- **Brief**: Repeat the listing in full, preserving every character.

- **Exercise material**:
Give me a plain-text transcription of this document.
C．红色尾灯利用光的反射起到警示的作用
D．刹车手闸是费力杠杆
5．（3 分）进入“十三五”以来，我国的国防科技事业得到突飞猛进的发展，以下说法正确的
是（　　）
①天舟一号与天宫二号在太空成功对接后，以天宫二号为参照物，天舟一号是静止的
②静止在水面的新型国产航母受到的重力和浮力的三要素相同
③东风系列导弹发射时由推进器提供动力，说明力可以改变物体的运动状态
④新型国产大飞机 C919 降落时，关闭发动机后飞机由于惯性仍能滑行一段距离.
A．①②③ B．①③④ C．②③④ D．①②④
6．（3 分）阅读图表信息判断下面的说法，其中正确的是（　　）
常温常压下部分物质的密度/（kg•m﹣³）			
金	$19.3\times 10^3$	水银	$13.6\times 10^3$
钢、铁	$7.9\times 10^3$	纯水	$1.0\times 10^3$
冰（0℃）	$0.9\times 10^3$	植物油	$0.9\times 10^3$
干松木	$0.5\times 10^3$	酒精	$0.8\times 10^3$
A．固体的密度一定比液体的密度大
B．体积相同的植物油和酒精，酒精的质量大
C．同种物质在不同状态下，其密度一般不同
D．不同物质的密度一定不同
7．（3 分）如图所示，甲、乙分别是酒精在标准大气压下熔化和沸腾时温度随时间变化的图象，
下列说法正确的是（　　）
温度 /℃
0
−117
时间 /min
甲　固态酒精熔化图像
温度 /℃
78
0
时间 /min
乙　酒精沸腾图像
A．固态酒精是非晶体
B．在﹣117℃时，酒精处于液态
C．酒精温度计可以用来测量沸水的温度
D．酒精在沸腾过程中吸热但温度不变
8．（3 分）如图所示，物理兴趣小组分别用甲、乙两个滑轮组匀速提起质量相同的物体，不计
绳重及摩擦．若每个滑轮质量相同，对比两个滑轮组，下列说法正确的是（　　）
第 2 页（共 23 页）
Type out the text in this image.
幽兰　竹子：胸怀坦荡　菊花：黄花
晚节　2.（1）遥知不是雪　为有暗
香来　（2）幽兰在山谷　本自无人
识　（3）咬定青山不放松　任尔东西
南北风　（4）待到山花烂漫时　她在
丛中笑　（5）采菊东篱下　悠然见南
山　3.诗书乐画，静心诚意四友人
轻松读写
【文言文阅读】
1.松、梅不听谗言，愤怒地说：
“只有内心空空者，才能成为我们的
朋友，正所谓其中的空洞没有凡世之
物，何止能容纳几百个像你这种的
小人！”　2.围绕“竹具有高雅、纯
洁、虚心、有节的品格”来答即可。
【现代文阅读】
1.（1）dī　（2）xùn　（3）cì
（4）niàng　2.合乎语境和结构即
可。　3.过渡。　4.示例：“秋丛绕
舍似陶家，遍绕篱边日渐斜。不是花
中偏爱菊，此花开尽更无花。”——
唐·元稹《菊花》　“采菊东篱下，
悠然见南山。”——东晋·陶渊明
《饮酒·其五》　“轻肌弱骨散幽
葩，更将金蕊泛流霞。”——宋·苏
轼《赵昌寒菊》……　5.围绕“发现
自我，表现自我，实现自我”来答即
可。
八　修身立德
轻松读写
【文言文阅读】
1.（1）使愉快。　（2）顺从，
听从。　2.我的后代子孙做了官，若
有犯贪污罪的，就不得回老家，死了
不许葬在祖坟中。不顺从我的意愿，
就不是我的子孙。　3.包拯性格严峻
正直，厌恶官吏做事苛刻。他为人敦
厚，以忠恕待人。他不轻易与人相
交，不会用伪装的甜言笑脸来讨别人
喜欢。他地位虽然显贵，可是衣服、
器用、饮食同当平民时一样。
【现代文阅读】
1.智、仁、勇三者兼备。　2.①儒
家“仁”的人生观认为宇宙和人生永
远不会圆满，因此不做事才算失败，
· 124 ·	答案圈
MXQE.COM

- **Solution for this task**:
Give me a plain-text transcription of this document.
C．红色尾灯利用光的反射起到警示的作用
D．刹车手闸是费力杠杆
5．（3 分）进入“十三五”以来，我国的国防科技事业得到突飞猛进的发展，以下说法正确的
是（　　）
①天舟一号与天宫二号在太空成功对接后，以天宫二号为参照物，天舟一号是静止的
②静止在水面的新型国产航母受到的重力和浮力的三要素相同
③东风系列导弹发射时由推进器提供动力，说明力可以改变物体的运动状态
④新型国产大飞机 C919 降落时，关闭发动机后飞机由于惯性仍能滑行一段距离.
A．①②③ B．①③④ C．②③④ D．①②④
6．（3 分）阅读图表信息判断下面的说法，其中正确的是（　　）
常温常压下部分物质的密度/（kg•m﹣³）			
金	$19.3\times 10^3$	水银	$13.6\times 10^3$
钢、铁	$7.9\times 10^3$	纯水	$1.0\times 10^3$
冰（0℃）	$0.9\times 10^3$	植物油	$0.9\times 10^3$
干松木	$0.5\times 10^3$	酒精	$0.8\times 10^3$
A．固体的密度一定比液体的密度大
B．体积相同的植物油和酒精，酒精的质量大
C．同种物质在不同状态下，其密度一般不同
D．不同物质的密度一定不同
7．（3 分）如图所示，甲、乙分别是酒精在标准大气压下熔化和沸腾时温度随时间变化的图象，
下列说法正确的是（　　）
温度 /℃
0
−117
时间 /min
甲　固态酒精熔化图像
温度 /℃
78
0
时间 /min
乙　酒精沸腾图像
A．固态酒精是非晶体
B．在﹣117℃时，酒精处于液态
C．酒精温度计可以用来测量沸水的温度
D．酒精在沸腾过程中吸热但温度不变
8．（3 分）如图所示，物理兴趣小组分别用甲、乙两个滑轮组匀速提起质量相同的物体，不计
绳重及摩擦．若每个滑轮质量相同，对比两个滑轮组，下列说法正确的是（　　）
第 2 页（共 23 页）
Type out the text in this image.
幽兰　竹子：胸怀坦荡　菊花：黄花
晚节　2.（1）遥知不是雪　为有暗
香来　（2）幽兰在山谷　本自无人
识　（3）咬定青山不放松　任尔东西
南北风　（4）待到山花烂漫时　她在
丛中笑　（5）采菊东篱下　悠然见南
山　3.诗书乐画，静心诚意四友人
轻松读写
【文言文阅读】
1.松、梅不听谗言，愤怒地说：
“只有内心空空者，才能成为我们的
朋友，正所谓其中的空洞没有凡世之
物，何止能容纳几百个像你这种的
小人！”　2.围绕“竹具有高雅、纯
洁、虚心、有节的品格”来答即可。
【现代文阅读】
1.（1）dī　（2）xùn　（3）cì
（4）niàng　2.合乎语境和结构即
可。　3.过渡。　4.示例：“秋丛绕
舍似陶家，遍绕篱边日渐斜。不是花
中偏爱菊，此花开尽更无花。”——
唐·元稹《菊花》　“采菊东篱下，
悠然见南山。”——东晋·陶渊明
《饮酒·其五》　“轻肌弱骨散幽
葩，更将金蕊泛流霞。”——宋·苏
轼《赵昌寒菊》……　5.围绕“发现
自我，表现自我，实现自我”来答即
可。
八　修身立德
轻松读写
【文言文阅读】
1.（1）使愉快。　（2）顺从，
听从。　2.我的后代子孙做了官，若
有犯贪污罪的，就不得回老家，死了
不许葬在祖坟中。不顺从我的意愿，
就不是我的子孙。　3.包拯性格严峻
正直，厌恶官吏做事苛刻。他为人敦
厚，以忠恕待人。他不轻易与人相
交，不会用伪装的甜言笑脸来讨别人
喜欢。他地位虽然显贵，可是衣服、
器用、饮食同当平民时一样。
【现代文阅读】
1.智、仁、勇三者兼备。　2.①儒
家“仁”的人生观认为宇宙和人生永
远不会圆满，因此不做事才算失败，
· 124 ·	答案圈
MXQE.COM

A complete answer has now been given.